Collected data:
--------------------------------------------------

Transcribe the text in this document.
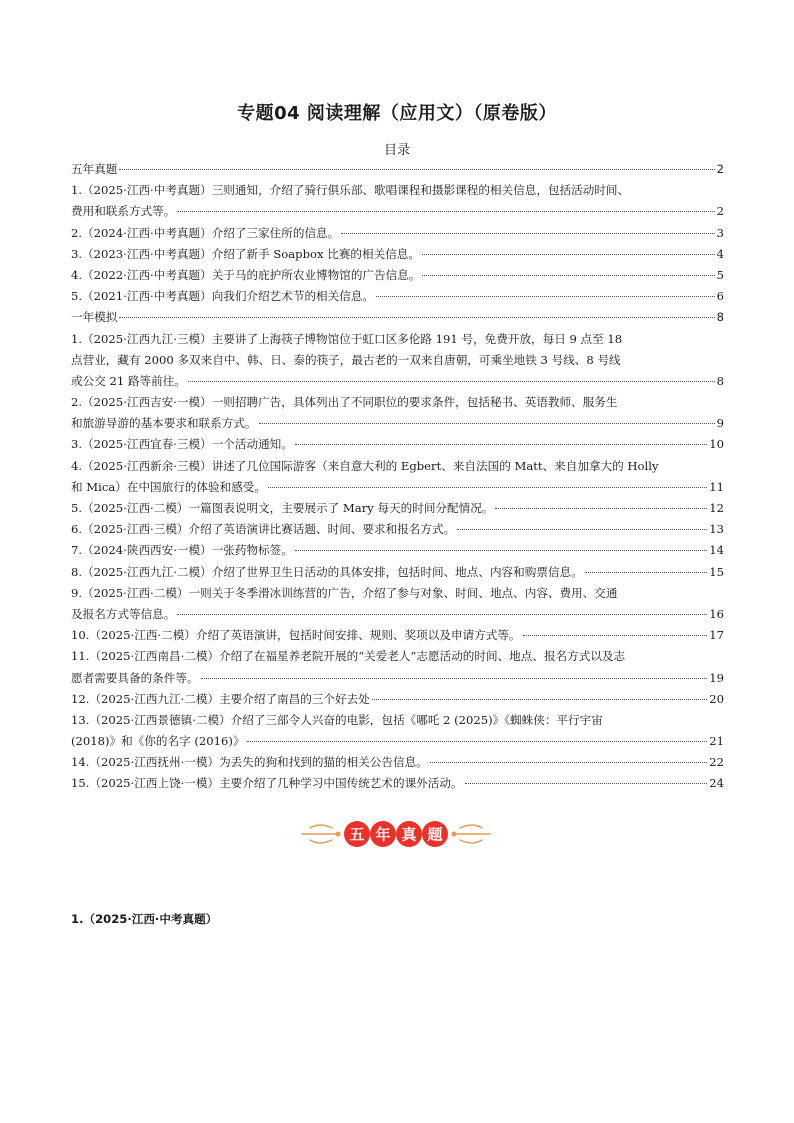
专题04 阅读理解（应用文）（原卷版）
目录
五年真题	2
1.（2025·江西·中考真题）三则通知，介绍了骑行俱乐部、歌唱课程和摄影课程的相关信息，包括活动时间、
费用和联系方式等。	2
2.（2024·江西·中考真题）介绍了三家住所的信息。	3
3.（2023·江西·中考真题）介绍了新手 Soapbox 比赛的相关信息。	4
4.（2022·江西·中考真题）关于马的庇护所农业博物馆的广告信息。	5
5.（2021·江西·中考真题）向我们介绍艺术节的相关信息。	6
一年模拟	8
1.（2025·江西九江·三模）主要讲了上海筷子博物馆位于虹口区多伦路 191 号，免费开放，每日 9 点至 18
点营业，藏有 2000 多双来自中、韩、日、泰的筷子，最古老的一双来自唐朝，可乘坐地铁 3 号线、8 号线
或公交 21 路等前往。	8
2.（2025·江西吉安·一模）一则招聘广告，具体列出了不同职位的要求条件，包括秘书、英语教师、服务生
和旅游导游的基本要求和联系方式。	9
3.（2025·江西宜春·三模）一个活动通知。	10
4.（2025·江西新余·三模）讲述了几位国际游客（来自意大利的 Egbert、来自法国的 Matt、来自加拿大的 Holly
和 Mica）在中国旅行的体验和感受。	11
5.（2025·江西·二模）一篇图表说明文，主要展示了 Mary 每天的时间分配情况。	12
6.（2025·江西·三模）介绍了英语演讲比赛话题、时间、要求和报名方式。	13
7.（2024·陕西西安·一模）一张药物标签。	14
8.（2025·江西九江·二模）介绍了世界卫生日活动的具体安排，包括时间、地点、内容和购票信息。	15
9.（2025·江西·二模）一则关于冬季滑冰训练营的广告，介绍了参与对象、时间、地点、内容、费用、交通
及报名方式等信息。	16
10.（2025·江西·二模）介绍了英语演讲，包括时间安排、规则、奖项以及申请方式等。	17
11.（2025·江西南昌·二模）介绍了在福星养老院开展的“关爱老人”志愿活动的时间、地点、报名方式以及志
愿者需要具备的条件等。	19
12.（2025·江西九江·二模）主要介绍了南昌的三个好去处	20
13.（2025·江西景德镇·二模）介绍了三部令人兴奋的电影，包括《哪吒 2 (2025)》《蜘蛛侠：平行宇宙
(2018)》和《你的名字 (2016)》	21
14.（2025·江西抚州·一模）为丢失的狗和找到的猫的相关公告信息。	22
15.（2025·江西上饶·一模）主要介绍了几种学习中国传统艺术的课外活动。	24
五 年 真 题
1.（2025·江西·中考真题）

--------------------------------------------------

- [EXERCISE OBJECTIVE]:
Which lines above contain the word "中考真题"? Copy each of them.

- [WRITTEN RESPONSE]:
1.（2025·江西·中考真题）三则通知，介绍了骑行俱乐部、歌唱课程和摄影课程的相关信息，包括活动时间、
2.（2024·江西·中考真题）介绍了三家住所的信息。	3
3.（2023·江西·中考真题）介绍了新手 Soapbox 比赛的相关信息。	4
4.（2022·江西·中考真题）关于马的庇护所农业博物馆的广告信息。	5
5.（2021·江西·中考真题）向我们介绍艺术节的相关信息。	6
1.（2025·江西·中考真题）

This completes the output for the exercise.